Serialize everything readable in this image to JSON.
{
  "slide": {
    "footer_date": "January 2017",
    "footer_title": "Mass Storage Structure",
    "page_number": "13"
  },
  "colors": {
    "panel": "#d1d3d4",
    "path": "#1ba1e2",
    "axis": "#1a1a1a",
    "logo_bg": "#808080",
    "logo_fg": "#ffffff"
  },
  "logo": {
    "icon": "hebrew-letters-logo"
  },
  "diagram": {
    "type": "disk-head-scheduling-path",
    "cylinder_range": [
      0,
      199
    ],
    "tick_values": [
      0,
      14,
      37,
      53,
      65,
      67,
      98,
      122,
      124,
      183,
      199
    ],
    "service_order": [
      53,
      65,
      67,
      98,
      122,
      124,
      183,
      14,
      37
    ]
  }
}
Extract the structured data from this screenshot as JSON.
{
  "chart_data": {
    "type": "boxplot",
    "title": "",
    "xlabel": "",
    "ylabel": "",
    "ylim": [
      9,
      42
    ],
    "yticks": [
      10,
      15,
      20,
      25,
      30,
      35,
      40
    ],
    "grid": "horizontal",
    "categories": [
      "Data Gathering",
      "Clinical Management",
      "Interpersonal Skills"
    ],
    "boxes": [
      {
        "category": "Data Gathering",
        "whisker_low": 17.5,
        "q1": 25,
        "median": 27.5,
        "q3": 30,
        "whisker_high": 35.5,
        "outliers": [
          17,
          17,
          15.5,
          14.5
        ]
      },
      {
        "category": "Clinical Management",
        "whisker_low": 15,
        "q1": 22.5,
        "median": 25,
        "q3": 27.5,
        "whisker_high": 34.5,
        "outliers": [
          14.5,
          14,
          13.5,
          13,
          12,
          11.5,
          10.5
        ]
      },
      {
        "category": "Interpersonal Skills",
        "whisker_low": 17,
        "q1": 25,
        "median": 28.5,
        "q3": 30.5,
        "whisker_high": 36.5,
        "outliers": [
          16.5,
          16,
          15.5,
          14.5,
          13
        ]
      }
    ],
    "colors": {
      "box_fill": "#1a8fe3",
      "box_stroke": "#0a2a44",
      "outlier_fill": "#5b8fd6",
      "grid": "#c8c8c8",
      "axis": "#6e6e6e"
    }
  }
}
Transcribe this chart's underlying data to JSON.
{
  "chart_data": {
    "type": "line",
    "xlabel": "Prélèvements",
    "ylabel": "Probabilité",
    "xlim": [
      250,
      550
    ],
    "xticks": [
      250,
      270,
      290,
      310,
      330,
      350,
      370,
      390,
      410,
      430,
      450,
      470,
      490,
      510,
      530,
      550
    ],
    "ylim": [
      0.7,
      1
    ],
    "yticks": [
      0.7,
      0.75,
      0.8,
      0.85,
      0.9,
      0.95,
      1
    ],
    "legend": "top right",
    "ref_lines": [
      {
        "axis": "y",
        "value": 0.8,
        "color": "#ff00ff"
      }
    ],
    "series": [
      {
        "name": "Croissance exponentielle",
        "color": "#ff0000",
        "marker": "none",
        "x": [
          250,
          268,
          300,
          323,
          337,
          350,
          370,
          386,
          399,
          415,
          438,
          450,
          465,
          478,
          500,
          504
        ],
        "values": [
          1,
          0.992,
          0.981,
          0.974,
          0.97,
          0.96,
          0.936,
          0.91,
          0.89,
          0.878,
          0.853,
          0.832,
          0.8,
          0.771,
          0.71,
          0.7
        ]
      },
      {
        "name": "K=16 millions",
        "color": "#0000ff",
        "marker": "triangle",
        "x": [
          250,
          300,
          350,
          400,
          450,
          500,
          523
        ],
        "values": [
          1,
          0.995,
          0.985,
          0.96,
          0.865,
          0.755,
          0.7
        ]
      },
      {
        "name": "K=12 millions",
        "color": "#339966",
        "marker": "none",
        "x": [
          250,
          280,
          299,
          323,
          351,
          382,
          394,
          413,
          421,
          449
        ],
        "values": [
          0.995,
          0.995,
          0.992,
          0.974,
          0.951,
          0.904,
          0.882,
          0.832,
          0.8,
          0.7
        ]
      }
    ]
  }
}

━━━━━━━━━━━━━━━━

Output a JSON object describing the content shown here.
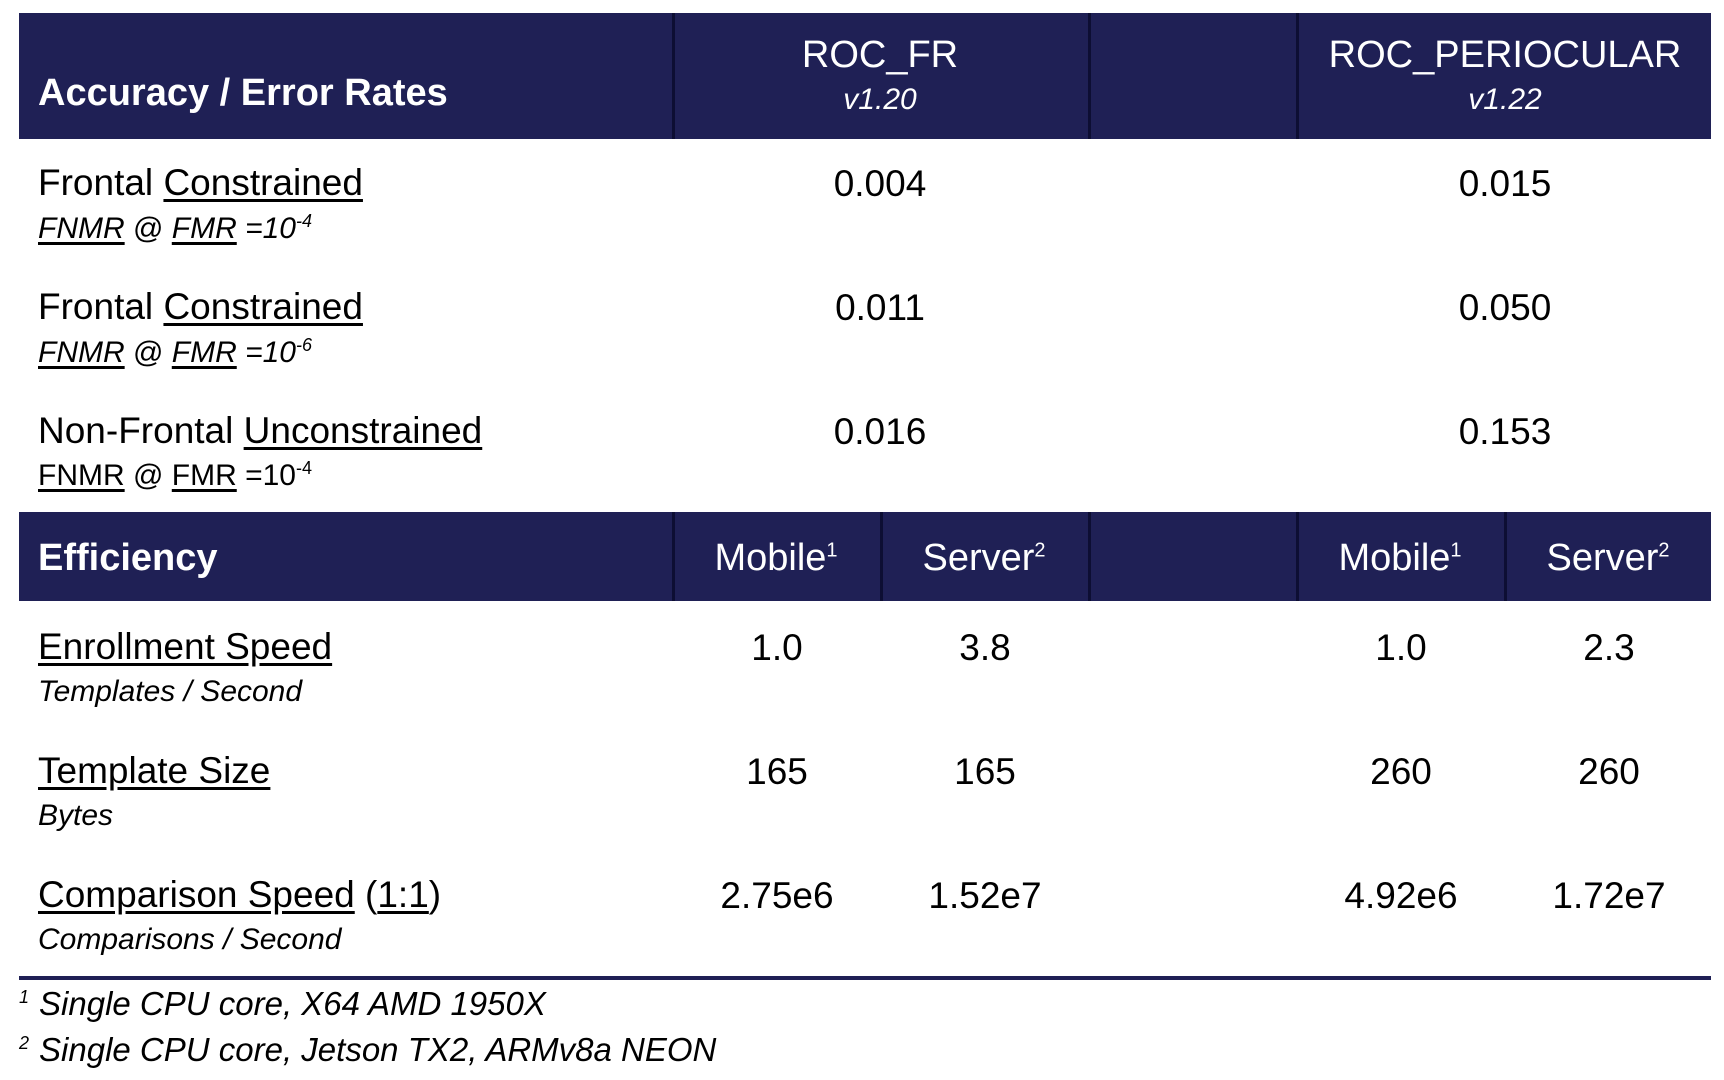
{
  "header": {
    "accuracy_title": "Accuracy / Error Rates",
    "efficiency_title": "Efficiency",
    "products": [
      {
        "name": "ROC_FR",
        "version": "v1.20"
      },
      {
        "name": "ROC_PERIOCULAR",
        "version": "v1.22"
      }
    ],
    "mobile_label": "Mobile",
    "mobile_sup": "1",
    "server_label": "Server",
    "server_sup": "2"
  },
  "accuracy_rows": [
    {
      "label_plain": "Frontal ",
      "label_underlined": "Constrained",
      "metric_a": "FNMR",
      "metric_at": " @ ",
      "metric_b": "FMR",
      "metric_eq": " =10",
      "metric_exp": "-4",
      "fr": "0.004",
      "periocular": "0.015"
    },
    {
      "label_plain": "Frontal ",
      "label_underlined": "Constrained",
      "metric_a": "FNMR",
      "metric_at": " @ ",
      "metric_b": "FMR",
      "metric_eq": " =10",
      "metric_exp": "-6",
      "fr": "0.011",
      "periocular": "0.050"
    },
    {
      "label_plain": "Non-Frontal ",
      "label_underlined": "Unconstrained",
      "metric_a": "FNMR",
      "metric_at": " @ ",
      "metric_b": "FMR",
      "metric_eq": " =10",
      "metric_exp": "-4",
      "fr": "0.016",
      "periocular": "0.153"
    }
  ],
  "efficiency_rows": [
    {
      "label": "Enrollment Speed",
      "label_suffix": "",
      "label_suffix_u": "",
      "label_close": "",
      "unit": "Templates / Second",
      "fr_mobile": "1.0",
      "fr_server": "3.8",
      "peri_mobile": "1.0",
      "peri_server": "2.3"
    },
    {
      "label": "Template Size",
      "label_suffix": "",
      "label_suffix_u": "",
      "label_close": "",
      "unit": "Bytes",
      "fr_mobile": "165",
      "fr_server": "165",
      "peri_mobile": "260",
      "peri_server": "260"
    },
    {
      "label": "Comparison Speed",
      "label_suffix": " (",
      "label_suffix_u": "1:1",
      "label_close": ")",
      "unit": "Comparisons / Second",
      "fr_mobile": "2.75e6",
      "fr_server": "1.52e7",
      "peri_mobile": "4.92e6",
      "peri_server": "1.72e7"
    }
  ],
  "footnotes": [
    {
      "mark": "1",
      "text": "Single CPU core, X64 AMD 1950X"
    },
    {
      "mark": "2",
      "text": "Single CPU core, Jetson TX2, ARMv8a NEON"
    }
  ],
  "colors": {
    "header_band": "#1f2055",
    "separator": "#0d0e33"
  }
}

━━━━━━━━━━━━━━━━

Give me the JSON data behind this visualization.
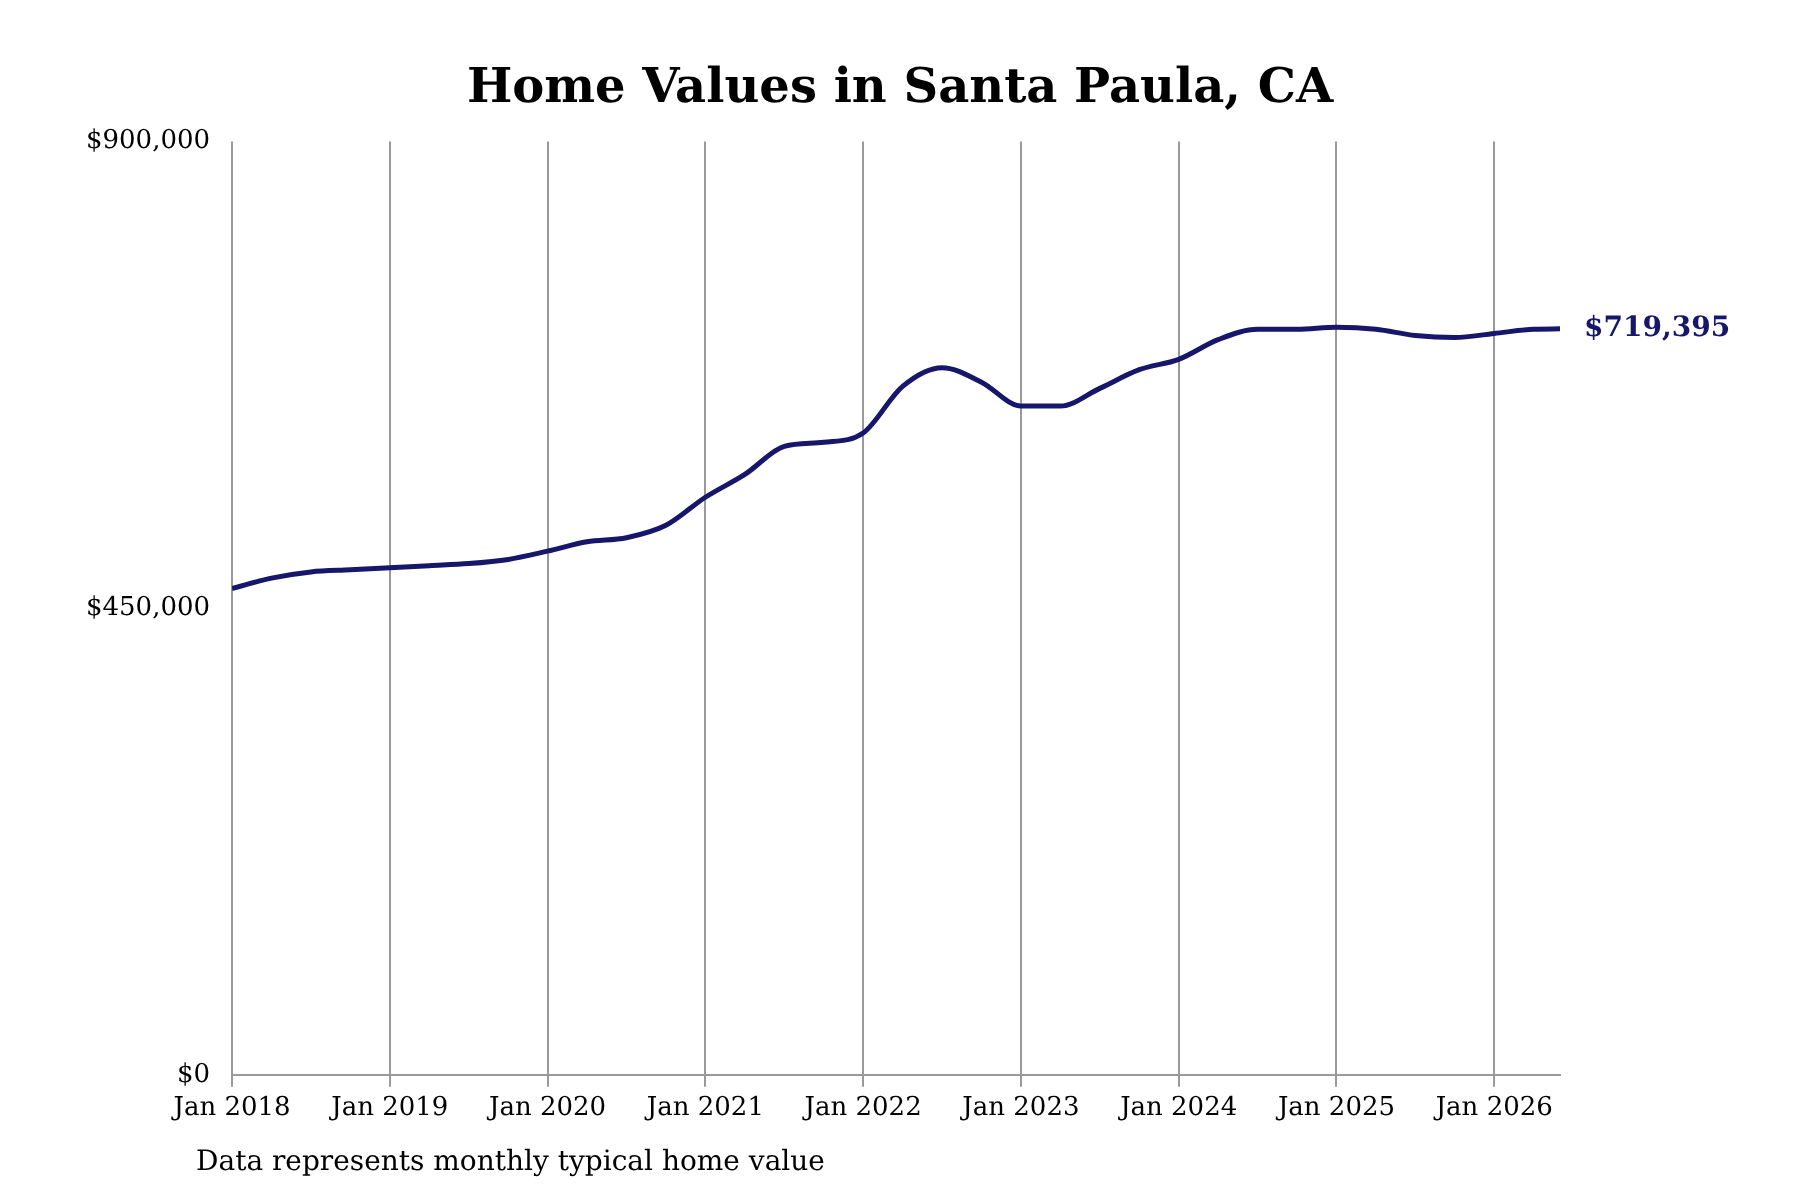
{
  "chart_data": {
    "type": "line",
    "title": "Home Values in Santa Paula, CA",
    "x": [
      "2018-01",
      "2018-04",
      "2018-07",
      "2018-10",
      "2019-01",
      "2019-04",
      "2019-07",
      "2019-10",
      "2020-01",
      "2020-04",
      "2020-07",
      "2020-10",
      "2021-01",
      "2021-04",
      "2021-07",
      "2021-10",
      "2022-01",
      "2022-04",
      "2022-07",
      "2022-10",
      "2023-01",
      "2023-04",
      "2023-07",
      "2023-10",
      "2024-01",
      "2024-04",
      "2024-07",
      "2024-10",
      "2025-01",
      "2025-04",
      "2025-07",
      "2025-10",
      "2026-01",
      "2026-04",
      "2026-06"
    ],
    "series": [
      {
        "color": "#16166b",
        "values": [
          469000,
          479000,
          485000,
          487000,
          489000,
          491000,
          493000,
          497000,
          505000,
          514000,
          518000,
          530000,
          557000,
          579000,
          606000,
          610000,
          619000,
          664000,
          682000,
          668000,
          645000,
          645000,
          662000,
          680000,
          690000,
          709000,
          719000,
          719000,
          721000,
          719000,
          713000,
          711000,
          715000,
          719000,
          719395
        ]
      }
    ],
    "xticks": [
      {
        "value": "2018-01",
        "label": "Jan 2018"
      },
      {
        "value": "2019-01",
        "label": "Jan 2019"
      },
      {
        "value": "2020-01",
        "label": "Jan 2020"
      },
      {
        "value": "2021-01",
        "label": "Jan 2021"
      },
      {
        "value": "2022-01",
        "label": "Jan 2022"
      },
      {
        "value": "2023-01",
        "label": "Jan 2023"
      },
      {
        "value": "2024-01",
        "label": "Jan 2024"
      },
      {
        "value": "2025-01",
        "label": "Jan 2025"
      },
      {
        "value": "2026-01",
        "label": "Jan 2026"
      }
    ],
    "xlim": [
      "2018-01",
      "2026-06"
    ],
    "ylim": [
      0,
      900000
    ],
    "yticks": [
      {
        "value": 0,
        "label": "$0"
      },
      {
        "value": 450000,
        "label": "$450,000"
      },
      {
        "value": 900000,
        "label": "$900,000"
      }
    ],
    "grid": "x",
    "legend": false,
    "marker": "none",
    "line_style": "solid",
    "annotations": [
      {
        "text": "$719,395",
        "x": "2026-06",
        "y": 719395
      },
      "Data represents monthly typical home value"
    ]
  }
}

━━━━━━━━━━━━━━━━

== WHAT YOU NEED TO DO ==
Tell how many lines of the data above hold the string "Interpersonal". Give only the number.

== ANSWER TO THE TASK ==
2